» Material shown:
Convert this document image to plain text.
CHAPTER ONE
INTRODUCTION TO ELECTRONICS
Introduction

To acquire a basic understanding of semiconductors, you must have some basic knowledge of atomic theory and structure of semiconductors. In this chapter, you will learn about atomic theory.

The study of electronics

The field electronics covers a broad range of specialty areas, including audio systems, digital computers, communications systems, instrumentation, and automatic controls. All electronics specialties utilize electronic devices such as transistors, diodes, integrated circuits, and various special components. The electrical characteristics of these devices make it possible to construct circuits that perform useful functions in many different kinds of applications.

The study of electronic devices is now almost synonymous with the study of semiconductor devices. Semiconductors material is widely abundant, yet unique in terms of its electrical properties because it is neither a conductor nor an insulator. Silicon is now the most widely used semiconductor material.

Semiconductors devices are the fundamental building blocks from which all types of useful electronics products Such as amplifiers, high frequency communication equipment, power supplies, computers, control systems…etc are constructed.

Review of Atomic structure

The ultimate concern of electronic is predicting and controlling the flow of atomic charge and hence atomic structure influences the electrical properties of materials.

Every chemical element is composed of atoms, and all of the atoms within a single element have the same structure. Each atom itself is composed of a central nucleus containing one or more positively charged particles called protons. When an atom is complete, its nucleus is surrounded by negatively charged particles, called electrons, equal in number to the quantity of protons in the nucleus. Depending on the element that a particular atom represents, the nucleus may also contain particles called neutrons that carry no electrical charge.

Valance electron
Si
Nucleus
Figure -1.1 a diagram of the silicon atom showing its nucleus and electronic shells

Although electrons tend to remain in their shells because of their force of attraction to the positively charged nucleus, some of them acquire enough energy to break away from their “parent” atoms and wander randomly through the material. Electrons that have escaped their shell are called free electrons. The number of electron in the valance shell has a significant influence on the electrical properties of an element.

» Your objective:
Print out every entry, keeping each one exact.

» Response to this exercise:
Convert this document image to plain text.
CHAPTER ONE
INTRODUCTION TO ELECTRONICS
Introduction

To acquire a basic understanding of semiconductors, you must have some basic knowledge of atomic theory and structure of semiconductors. In this chapter, you will learn about atomic theory.

The study of electronics

The field electronics covers a broad range of specialty areas, including audio systems, digital computers, communications systems, instrumentation, and automatic controls. All electronics specialties utilize electronic devices such as transistors, diodes, integrated circuits, and various special components. The electrical characteristics of these devices make it possible to construct circuits that perform useful functions in many different kinds of applications.

The study of electronic devices is now almost synonymous with the study of semiconductor devices. Semiconductors material is widely abundant, yet unique in terms of its electrical properties because it is neither a conductor nor an insulator. Silicon is now the most widely used semiconductor material.

Semiconductors devices are the fundamental building blocks from which all types of useful electronics products Such as amplifiers, high frequency communication equipment, power supplies, computers, control systems…etc are constructed.

Review of Atomic structure

The ultimate concern of electronic is predicting and controlling the flow of atomic charge and hence atomic structure influences the electrical properties of materials.

Every chemical element is composed of atoms, and all of the atoms within a single element have the same structure. Each atom itself is composed of a central nucleus containing one or more positively charged particles called protons. When an atom is complete, its nucleus is surrounded by negatively charged particles, called electrons, equal in number to the quantity of protons in the nucleus. Depending on the element that a particular atom represents, the nucleus may also contain particles called neutrons that carry no electrical charge.

Valance electron
Si
Nucleus
Figure -1.1 a diagram of the silicon atom showing its nucleus and electronic shells

Although electrons tend to remain in their shells because of their force of attraction to the positively charged nucleus, some of them acquire enough energy to break away from their “parent” atoms and wander randomly through the material. Electrons that have escaped their shell are called free electrons. The number of electron in the valance shell has a significant influence on the electrical properties of an element.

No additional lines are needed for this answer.